[START Exercise materials]
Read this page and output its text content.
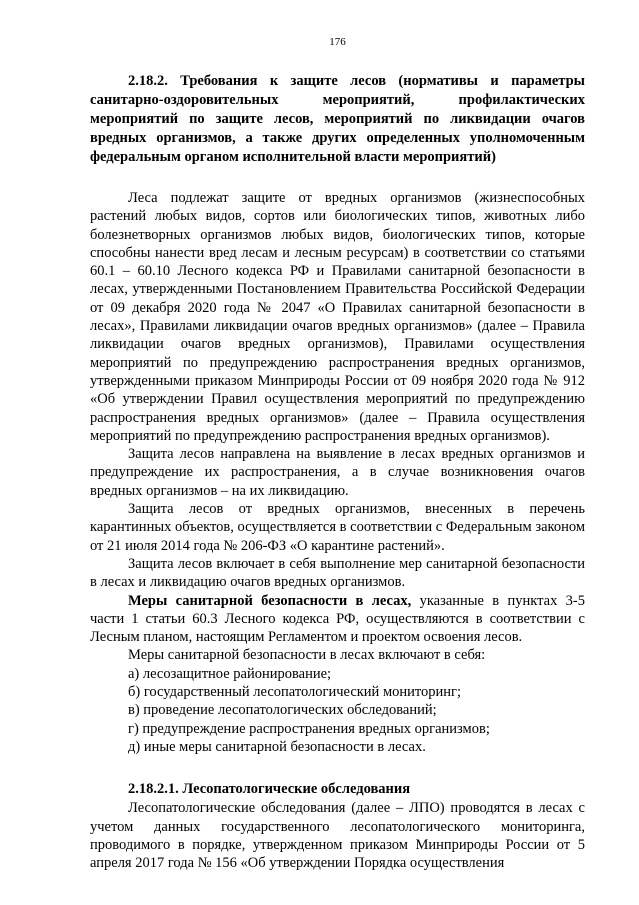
176
2.18.2. Требования к защите лесов (нормативы и параметры санитарно-оздоровительных мероприятий, профилактических мероприятий по защите лесов, мероприятий по ликвидации очагов вредных организмов, а также других определенных уполномоченным федеральным органом исполнительной власти мероприятий)

Леса подлежат защите от вредных организмов (жизнеспособных растений любых видов, сортов или биологических типов, животных либо болезнетворных организмов любых видов, биологических типов, которые способны нанести вред лесам и лесным ресурсам) в соответствии со статьями 60.1 – 60.10 Лесного кодекса РФ и Правилами санитарной безопасности в лесах, утвержденными Постановлением Правительства Российской Федерации от 09 декабря 2020 года № 2047 «О Правилах санитарной безопасности в лесах», Правилами ликвидации очагов вредных организмов» (далее – Правила ликвидации очагов вредных организмов), Правилами осуществления мероприятий по предупреждению распространения вредных организмов, утвержденными приказом Минприроды России от 09 ноября 2020 года № 912 «Об утверждении Правил осуществления мероприятий по предупреждению распространения вредных организмов» (далее – Правила осуществления мероприятий по предупреждению распространения вредных организмов).

Защита лесов направлена на выявление в лесах вредных организмов и предупреждение их распространения, а в случае возникновения очагов вредных организмов – на их ликвидацию.

Защита лесов от вредных организмов, внесенных в перечень карантинных объектов, осуществляется в соответствии с Федеральным законом от 21 июля 2014 года № 206-ФЗ «О карантине растений».

Защита лесов включает в себя выполнение мер санитарной безопасности в лесах и ликвидацию очагов вредных организмов.

Меры санитарной безопасности в лесах, указанные в пунктах 3-5 части 1 статьи 60.3 Лесного кодекса РФ, осуществляются в соответствии с Лесным планом, настоящим Регламентом и проектом освоения лесов.

Меры санитарной безопасности в лесах включают в себя:

а) лесозащитное районирование;

б) государственный лесопатологический мониторинг;

в) проведение лесопатологических обследований;

г) предупреждение распространения вредных организмов;

д) иные меры санитарной безопасности в лесах.

2.18.2.1. Лесопатологические обследования

Лесопатологические обследования (далее – ЛПО) проводятся в лесах с учетом данных государственного лесопатологического мониторинга, проводимого в порядке, утвержденном приказом Минприроды России от 5 апреля 2017 года № 156 «Об утверждении Порядка осуществления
[END Exercise materials]
# Description of the task
In the entries above, count every line containing the word "утверждении". Write only the total.

# Exercise result
2